Requirements :: Select, from the data, each line where "color" occurs.

(Entries with figure data)
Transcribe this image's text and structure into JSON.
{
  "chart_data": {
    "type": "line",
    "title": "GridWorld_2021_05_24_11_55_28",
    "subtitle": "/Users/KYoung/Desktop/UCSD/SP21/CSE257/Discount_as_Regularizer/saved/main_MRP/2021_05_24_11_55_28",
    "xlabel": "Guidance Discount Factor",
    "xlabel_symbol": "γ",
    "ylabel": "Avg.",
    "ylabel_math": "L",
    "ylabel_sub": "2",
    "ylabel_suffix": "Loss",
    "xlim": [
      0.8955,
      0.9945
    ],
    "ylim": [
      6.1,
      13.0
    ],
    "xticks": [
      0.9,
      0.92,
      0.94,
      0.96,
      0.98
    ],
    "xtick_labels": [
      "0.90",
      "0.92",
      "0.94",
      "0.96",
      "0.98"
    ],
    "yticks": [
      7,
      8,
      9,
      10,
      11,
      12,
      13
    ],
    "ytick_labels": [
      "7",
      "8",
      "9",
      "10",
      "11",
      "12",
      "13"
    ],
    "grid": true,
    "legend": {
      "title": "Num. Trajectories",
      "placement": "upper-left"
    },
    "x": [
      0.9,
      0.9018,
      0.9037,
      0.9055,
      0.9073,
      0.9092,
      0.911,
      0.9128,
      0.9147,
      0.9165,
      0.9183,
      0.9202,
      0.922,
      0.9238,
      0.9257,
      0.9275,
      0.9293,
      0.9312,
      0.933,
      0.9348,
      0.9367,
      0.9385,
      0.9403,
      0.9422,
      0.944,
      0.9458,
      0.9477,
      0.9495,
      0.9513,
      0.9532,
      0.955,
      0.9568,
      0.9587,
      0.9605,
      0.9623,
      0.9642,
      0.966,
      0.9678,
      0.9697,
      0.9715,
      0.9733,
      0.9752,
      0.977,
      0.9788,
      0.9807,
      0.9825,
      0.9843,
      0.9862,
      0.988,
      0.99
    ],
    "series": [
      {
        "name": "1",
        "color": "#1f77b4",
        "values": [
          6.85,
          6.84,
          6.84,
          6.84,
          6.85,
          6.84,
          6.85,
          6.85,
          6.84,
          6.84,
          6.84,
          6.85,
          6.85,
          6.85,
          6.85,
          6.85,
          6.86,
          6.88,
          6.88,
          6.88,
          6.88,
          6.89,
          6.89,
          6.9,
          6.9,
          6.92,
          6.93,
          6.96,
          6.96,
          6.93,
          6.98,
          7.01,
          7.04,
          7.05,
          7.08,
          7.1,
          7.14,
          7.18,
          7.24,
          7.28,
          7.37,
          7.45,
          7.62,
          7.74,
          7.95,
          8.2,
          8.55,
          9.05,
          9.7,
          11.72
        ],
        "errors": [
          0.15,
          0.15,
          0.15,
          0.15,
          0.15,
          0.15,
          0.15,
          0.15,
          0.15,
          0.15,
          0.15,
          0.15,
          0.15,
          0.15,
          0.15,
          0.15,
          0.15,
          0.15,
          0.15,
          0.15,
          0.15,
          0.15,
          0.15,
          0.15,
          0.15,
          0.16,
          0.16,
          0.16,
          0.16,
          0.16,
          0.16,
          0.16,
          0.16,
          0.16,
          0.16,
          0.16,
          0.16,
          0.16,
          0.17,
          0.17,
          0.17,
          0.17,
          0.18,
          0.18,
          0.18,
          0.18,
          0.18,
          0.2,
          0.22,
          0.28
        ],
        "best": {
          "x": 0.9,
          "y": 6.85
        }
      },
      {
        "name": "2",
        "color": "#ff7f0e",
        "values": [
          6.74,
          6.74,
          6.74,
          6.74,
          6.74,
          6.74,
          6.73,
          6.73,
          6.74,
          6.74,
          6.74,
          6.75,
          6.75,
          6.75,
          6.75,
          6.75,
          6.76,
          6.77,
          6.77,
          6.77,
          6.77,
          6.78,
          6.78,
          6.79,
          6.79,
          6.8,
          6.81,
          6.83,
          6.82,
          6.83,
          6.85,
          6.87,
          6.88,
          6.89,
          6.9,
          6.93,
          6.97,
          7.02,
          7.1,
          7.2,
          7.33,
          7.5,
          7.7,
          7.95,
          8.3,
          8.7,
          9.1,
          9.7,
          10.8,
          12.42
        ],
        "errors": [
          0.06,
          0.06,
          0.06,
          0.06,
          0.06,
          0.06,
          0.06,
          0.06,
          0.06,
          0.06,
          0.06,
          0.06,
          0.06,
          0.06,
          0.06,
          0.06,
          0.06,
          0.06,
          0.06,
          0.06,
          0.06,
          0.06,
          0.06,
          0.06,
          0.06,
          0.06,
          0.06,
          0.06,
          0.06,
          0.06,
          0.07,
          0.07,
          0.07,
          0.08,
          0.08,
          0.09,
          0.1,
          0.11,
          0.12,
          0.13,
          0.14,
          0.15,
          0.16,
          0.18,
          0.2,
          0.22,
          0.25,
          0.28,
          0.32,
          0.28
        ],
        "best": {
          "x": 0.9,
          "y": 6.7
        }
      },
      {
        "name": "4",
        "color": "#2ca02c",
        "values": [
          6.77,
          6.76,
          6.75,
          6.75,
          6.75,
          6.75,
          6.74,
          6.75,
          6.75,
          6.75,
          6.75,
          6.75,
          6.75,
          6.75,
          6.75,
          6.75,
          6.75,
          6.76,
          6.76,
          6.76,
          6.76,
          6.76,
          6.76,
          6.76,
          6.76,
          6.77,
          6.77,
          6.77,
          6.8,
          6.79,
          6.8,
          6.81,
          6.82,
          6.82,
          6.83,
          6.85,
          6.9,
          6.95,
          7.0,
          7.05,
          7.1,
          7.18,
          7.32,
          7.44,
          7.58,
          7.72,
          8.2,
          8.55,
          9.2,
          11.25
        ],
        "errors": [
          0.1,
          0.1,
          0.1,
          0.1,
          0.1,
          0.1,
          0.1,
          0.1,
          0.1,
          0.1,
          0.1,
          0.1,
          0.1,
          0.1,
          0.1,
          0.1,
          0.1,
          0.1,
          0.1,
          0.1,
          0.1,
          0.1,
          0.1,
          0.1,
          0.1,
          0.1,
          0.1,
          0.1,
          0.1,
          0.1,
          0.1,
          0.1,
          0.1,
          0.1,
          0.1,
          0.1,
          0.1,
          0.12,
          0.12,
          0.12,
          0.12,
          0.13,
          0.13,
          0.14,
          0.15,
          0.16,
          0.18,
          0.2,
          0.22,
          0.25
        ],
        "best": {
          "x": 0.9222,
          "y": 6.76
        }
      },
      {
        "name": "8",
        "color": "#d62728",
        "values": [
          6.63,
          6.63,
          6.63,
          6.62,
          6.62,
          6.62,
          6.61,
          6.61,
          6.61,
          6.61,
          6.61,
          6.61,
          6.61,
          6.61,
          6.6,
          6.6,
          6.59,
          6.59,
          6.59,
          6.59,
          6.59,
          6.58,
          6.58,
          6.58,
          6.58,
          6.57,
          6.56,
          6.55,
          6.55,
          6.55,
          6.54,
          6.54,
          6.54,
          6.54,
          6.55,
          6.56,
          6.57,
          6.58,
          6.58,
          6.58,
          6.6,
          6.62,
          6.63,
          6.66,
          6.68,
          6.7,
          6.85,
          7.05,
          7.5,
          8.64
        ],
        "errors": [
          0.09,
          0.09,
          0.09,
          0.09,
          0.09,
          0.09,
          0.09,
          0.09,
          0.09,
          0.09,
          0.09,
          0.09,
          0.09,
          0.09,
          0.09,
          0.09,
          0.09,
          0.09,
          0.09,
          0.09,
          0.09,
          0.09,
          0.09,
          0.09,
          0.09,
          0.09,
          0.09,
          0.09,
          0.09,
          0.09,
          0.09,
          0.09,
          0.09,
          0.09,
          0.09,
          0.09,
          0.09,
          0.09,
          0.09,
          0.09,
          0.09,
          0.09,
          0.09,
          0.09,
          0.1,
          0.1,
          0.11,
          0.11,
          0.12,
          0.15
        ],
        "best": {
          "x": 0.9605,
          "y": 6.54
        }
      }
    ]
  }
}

Solution to this exercise ::
        "color": "#1f77b4",
        "color": "#ff7f0e",
        "color": "#2ca02c",
        "color": "#d62728",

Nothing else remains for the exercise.